(BRIEF) Return the whole listing, line for line, without the pictures in it.

•••

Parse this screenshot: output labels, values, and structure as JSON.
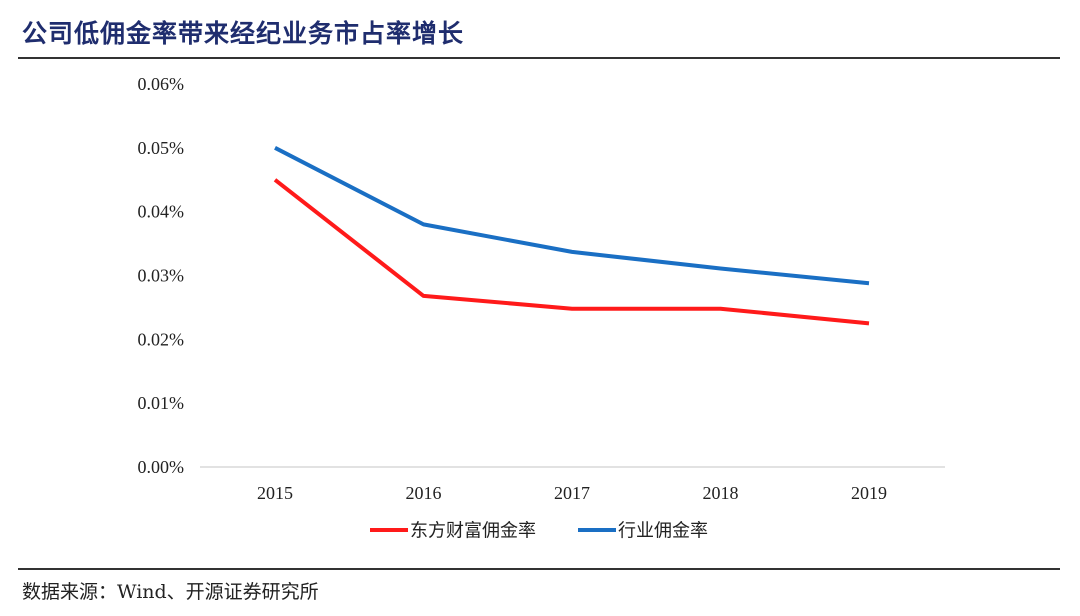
{
  "header": {
    "title": "公司低佣金率带来经纪业务市占率增长"
  },
  "chart_data": {
    "type": "line",
    "title": "",
    "xlabel": "",
    "ylabel": "",
    "categories": [
      "2015",
      "2016",
      "2017",
      "2018",
      "2019"
    ],
    "ylim": [
      0,
      0.06
    ],
    "y_ticks": [
      0,
      0.01,
      0.02,
      0.03,
      0.04,
      0.05,
      0.06
    ],
    "y_tick_labels": [
      "0.00%",
      "0.01%",
      "0.02%",
      "0.03%",
      "0.04%",
      "0.05%",
      "0.06%"
    ],
    "y_unit": "%",
    "grid": false,
    "legend_position": "bottom",
    "series": [
      {
        "name": "东方财富佣金率",
        "color": "#ff1a1a",
        "values": [
          0.045,
          0.0268,
          0.0248,
          0.0248,
          0.0225
        ]
      },
      {
        "name": "行业佣金率",
        "color": "#1a6fc4",
        "values": [
          0.05,
          0.038,
          0.0337,
          0.0311,
          0.0288
        ]
      }
    ]
  },
  "footer": {
    "source": "数据来源：Wind、开源证券研究所"
  }
}
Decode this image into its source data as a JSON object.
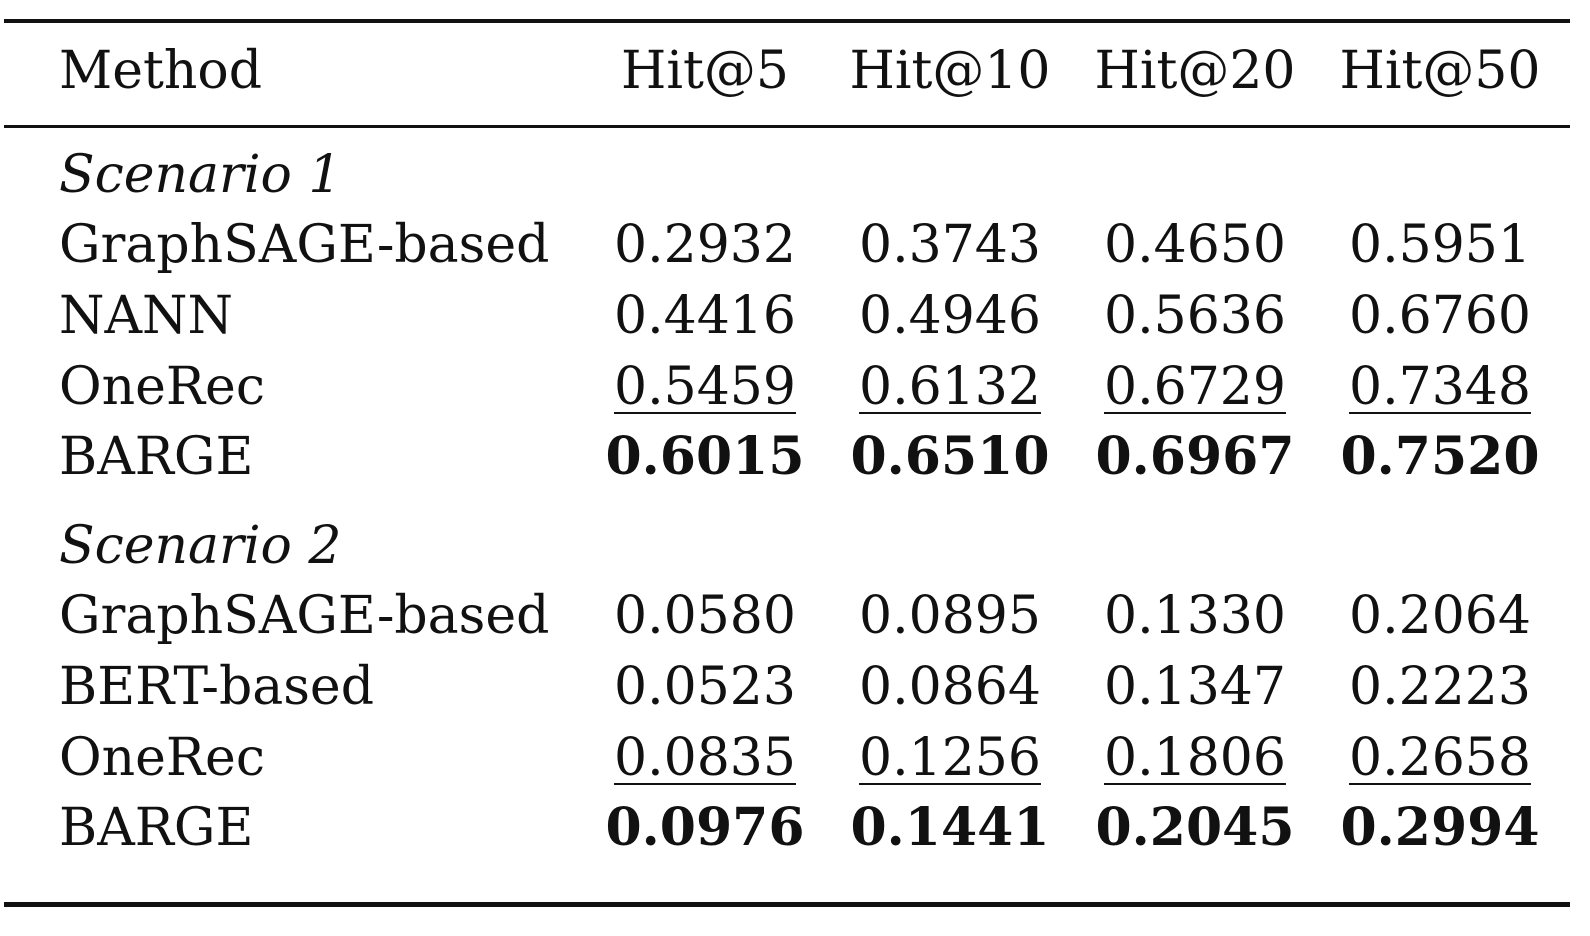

•••

(EXPECTED ANSWER)
Parse this screenshot: output labels, values, and structure as JSON.
{
  "header": {
    "title": "公司低佣金率带来经纪业务市占率增长"
  },
  "chart_data": {
    "type": "line",
    "title": "",
    "xlabel": "",
    "ylabel": "",
    "categories": [
      "2015",
      "2016",
      "2017",
      "2018",
      "2019"
    ],
    "ylim": [
      0,
      0.06
    ],
    "y_ticks": [
      0,
      0.01,
      0.02,
      0.03,
      0.04,
      0.05,
      0.06
    ],
    "y_tick_labels": [
      "0.00%",
      "0.01%",
      "0.02%",
      "0.03%",
      "0.04%",
      "0.05%",
      "0.06%"
    ],
    "y_unit": "%",
    "grid": false,
    "legend_position": "bottom",
    "series": [
      {
        "name": "东方财富佣金率",
        "color": "#ff1a1a",
        "values": [
          0.045,
          0.0268,
          0.0248,
          0.0248,
          0.0225
        ]
      },
      {
        "name": "行业佣金率",
        "color": "#1a6fc4",
        "values": [
          0.05,
          0.038,
          0.0337,
          0.0311,
          0.0288
        ]
      }
    ]
  },
  "footer": {
    "source": "数据来源：Wind、开源证券研究所"
  }
}
Decode this image into its source data as a JSON object.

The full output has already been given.